Written instruction: Identify every line containing the word "style" and reproduce each one.

Available records:
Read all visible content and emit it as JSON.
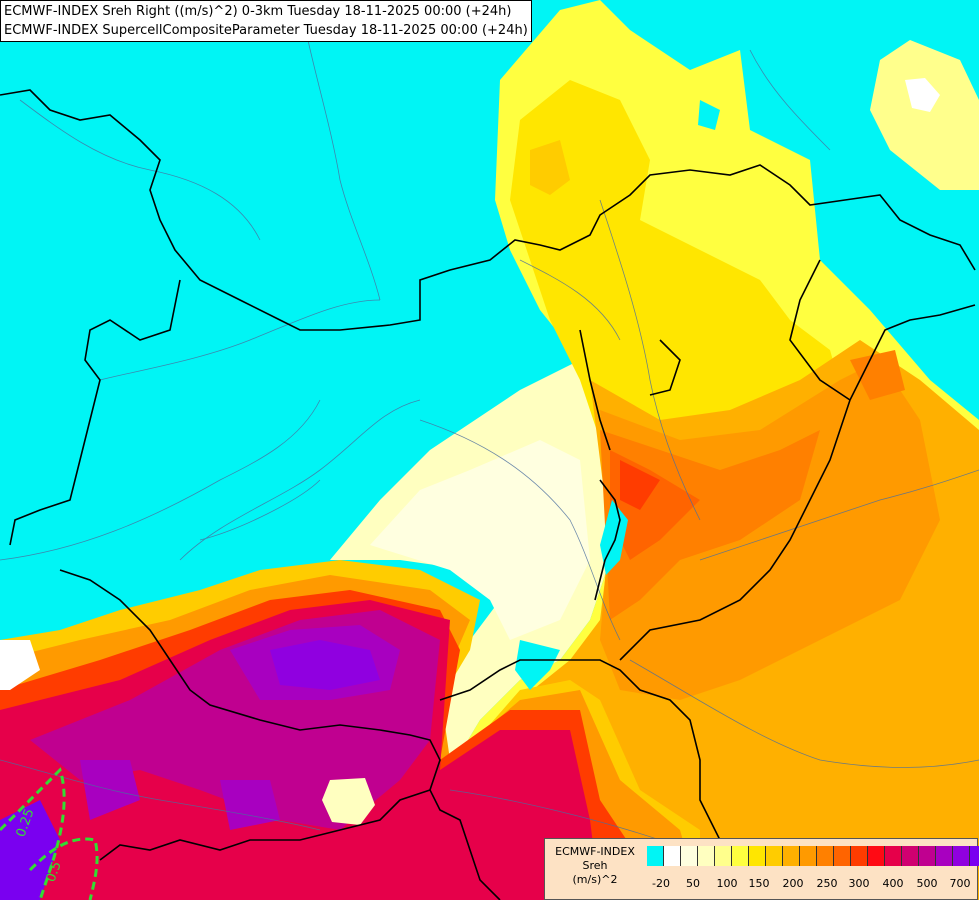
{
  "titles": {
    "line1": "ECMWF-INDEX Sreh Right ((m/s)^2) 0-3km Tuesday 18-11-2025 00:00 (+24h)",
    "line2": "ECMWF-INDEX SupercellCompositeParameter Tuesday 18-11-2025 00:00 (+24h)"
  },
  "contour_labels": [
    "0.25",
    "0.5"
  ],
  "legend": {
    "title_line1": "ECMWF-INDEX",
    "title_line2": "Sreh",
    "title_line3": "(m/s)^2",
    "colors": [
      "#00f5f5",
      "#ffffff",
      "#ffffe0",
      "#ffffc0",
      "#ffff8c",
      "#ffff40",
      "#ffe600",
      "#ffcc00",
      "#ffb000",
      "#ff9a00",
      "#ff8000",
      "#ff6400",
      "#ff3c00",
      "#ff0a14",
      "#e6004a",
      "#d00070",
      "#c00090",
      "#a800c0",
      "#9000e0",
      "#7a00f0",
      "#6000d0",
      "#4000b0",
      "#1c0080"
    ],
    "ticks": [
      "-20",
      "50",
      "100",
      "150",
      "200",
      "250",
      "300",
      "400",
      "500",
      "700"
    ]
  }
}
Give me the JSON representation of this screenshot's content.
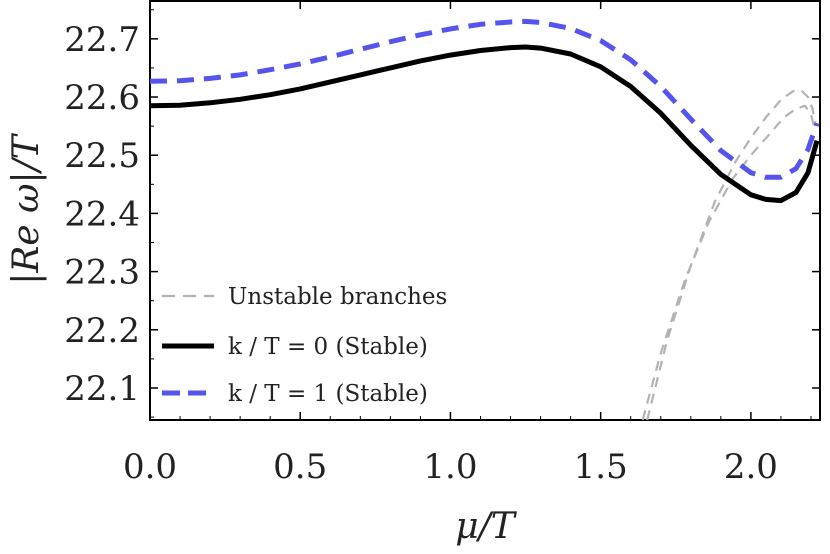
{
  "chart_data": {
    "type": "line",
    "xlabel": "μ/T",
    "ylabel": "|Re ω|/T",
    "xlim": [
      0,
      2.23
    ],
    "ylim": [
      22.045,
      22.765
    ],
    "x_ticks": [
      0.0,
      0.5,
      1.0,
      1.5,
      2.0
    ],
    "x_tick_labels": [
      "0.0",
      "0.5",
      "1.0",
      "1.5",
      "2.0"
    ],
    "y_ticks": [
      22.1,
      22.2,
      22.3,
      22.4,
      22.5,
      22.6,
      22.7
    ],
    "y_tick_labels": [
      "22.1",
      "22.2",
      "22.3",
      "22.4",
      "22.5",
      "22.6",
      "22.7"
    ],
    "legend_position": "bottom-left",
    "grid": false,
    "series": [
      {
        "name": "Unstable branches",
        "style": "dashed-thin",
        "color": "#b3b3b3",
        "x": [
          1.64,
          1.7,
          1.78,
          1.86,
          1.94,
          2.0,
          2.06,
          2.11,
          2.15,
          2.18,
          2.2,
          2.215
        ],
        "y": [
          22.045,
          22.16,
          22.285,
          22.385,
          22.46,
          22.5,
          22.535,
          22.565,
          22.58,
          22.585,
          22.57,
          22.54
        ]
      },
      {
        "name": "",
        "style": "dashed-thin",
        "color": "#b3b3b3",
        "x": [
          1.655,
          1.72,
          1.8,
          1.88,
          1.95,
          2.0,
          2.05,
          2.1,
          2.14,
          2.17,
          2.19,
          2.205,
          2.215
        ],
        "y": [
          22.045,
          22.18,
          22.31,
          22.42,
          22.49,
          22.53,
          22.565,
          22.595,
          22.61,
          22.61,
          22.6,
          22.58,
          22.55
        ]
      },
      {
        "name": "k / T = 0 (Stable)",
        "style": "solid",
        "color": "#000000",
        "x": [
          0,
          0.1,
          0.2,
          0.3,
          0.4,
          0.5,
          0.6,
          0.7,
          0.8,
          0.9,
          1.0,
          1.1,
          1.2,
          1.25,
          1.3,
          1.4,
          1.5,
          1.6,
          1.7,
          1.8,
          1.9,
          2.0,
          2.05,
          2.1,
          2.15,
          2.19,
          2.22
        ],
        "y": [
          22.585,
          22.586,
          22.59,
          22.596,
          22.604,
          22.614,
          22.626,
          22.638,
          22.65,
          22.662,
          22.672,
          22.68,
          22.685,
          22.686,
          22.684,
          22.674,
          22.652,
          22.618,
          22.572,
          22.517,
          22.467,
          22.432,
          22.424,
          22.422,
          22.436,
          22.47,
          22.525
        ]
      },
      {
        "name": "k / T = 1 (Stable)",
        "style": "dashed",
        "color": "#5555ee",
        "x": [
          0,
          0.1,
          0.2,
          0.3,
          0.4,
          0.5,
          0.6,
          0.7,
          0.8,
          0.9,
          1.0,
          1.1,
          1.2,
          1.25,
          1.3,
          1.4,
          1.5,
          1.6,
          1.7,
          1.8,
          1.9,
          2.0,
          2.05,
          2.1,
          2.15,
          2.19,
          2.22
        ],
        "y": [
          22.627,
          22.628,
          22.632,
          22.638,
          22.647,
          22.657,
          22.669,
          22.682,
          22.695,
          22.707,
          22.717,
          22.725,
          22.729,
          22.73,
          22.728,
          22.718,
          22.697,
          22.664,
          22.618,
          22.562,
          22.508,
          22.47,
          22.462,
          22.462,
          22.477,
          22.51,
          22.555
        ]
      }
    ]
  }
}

Result of this exercise:
        "style": "dashed-thin",
        "style": "dashed-thin",
        "style": "solid",
        "style": "dashed",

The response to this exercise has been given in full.